*WORK INSTRUCTIONS*.
Count the lines that include the string "Blue", and give only that number.
□ □ □
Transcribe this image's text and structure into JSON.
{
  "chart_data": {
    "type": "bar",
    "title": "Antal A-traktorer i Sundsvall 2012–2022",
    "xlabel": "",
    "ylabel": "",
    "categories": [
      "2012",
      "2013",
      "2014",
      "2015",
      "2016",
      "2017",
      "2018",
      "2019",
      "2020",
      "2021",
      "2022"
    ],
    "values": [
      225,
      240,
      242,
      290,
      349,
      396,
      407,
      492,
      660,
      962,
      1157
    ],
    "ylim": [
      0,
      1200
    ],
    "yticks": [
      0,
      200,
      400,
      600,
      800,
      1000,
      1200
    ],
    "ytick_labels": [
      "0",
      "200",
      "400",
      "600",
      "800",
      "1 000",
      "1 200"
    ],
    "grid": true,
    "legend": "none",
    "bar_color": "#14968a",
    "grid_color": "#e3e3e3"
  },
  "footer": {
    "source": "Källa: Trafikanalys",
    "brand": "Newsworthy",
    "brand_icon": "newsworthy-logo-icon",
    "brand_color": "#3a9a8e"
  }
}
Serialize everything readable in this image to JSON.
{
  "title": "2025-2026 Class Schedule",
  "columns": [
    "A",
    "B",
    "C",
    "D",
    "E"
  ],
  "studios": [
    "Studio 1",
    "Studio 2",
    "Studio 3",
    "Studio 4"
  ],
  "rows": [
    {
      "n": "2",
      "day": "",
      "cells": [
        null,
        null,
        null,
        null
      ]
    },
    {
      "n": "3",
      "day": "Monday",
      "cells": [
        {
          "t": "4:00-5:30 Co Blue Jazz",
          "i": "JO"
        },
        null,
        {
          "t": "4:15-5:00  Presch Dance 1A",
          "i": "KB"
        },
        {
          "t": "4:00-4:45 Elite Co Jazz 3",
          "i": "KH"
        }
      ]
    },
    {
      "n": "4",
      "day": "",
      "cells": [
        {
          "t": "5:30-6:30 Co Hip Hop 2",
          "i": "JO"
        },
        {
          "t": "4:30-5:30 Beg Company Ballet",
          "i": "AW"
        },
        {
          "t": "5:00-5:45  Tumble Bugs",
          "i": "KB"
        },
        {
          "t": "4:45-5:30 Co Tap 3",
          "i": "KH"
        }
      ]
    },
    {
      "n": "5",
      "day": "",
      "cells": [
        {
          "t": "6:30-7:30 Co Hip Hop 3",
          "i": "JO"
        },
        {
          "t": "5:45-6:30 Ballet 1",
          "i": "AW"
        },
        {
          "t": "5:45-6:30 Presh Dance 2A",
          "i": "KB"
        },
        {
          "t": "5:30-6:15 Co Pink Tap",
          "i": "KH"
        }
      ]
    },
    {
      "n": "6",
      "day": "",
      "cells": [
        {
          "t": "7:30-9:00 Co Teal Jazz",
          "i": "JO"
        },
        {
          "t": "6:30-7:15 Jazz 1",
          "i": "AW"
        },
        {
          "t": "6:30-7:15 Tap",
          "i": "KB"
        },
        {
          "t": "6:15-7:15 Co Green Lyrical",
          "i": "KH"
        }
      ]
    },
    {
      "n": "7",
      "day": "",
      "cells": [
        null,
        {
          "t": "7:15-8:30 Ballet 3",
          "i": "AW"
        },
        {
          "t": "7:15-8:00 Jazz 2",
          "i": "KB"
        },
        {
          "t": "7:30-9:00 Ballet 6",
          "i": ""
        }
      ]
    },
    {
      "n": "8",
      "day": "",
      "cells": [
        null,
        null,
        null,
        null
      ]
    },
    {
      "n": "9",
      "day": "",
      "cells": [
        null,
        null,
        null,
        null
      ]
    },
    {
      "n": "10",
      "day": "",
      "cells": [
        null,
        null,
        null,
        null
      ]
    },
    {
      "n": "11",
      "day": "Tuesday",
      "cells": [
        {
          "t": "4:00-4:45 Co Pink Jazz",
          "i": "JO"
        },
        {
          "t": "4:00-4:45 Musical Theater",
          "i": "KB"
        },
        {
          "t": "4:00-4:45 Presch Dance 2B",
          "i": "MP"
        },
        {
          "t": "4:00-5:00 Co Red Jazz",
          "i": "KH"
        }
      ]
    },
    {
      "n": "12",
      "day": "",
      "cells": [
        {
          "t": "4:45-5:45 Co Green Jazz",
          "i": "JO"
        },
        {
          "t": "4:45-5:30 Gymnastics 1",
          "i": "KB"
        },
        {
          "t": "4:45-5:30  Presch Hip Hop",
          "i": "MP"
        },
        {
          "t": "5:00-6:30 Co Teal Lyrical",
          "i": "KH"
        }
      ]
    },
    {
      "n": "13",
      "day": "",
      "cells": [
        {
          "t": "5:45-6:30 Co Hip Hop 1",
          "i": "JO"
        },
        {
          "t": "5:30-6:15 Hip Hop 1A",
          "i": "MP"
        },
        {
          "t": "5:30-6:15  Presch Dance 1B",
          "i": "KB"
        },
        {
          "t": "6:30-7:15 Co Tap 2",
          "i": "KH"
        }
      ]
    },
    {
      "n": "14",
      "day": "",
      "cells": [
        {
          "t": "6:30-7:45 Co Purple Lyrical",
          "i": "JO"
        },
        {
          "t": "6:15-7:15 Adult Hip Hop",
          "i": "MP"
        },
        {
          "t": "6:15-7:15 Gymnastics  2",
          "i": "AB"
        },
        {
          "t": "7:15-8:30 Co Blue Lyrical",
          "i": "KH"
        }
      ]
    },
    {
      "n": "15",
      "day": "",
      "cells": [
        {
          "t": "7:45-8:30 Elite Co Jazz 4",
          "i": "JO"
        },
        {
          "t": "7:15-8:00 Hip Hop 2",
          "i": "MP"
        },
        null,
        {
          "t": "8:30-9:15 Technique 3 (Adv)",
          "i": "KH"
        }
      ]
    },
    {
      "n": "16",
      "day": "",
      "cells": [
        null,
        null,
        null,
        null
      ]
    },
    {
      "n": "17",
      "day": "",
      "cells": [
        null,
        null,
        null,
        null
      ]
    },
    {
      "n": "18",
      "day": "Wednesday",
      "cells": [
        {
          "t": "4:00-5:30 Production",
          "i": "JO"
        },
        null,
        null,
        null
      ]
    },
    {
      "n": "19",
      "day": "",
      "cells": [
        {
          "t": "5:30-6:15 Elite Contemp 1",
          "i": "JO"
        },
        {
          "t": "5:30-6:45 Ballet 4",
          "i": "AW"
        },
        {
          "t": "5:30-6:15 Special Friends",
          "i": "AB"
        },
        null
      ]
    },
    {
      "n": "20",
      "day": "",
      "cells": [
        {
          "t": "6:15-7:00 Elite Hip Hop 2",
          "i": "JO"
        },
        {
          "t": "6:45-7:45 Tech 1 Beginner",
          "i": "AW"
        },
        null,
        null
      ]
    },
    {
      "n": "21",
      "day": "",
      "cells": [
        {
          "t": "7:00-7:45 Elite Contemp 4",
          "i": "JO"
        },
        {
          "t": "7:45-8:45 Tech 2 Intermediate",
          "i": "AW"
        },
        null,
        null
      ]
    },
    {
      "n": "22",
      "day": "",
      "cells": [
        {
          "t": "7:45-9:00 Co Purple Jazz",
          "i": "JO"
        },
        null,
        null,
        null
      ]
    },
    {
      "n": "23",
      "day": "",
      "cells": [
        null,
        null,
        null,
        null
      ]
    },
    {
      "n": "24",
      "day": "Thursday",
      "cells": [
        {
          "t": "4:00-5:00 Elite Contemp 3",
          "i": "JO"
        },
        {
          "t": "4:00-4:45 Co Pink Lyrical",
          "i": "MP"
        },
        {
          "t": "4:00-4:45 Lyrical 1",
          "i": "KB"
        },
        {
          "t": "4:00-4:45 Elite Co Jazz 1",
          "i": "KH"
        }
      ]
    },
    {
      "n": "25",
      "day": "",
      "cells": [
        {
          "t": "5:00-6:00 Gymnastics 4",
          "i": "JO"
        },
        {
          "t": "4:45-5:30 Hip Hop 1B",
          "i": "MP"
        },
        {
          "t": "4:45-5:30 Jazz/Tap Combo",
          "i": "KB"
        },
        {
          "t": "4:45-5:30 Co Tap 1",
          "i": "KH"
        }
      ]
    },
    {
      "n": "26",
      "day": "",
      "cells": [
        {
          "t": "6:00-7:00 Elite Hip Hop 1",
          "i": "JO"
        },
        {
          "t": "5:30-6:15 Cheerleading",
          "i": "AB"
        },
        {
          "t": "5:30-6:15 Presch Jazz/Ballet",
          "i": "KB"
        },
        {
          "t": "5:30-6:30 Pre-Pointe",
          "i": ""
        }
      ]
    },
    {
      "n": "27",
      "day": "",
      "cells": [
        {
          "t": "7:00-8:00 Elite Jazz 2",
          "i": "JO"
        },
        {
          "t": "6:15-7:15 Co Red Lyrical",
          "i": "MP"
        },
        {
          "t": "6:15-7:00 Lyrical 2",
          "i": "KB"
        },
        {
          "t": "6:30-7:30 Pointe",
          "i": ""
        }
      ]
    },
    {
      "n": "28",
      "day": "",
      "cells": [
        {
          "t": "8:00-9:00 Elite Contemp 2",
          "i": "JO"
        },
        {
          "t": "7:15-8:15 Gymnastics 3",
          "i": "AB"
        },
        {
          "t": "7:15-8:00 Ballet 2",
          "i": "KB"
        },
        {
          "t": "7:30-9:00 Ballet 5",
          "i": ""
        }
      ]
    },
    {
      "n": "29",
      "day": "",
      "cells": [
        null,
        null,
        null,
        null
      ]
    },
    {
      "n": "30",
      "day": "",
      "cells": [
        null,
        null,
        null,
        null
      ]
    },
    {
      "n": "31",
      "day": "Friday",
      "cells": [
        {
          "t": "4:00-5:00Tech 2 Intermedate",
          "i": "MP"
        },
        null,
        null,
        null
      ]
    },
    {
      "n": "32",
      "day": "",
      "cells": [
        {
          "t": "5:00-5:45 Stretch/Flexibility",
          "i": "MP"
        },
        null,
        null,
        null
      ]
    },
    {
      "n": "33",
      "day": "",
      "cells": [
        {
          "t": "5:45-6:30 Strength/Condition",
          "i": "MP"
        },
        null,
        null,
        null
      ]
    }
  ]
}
□ □ □
*SOLUTION*.
2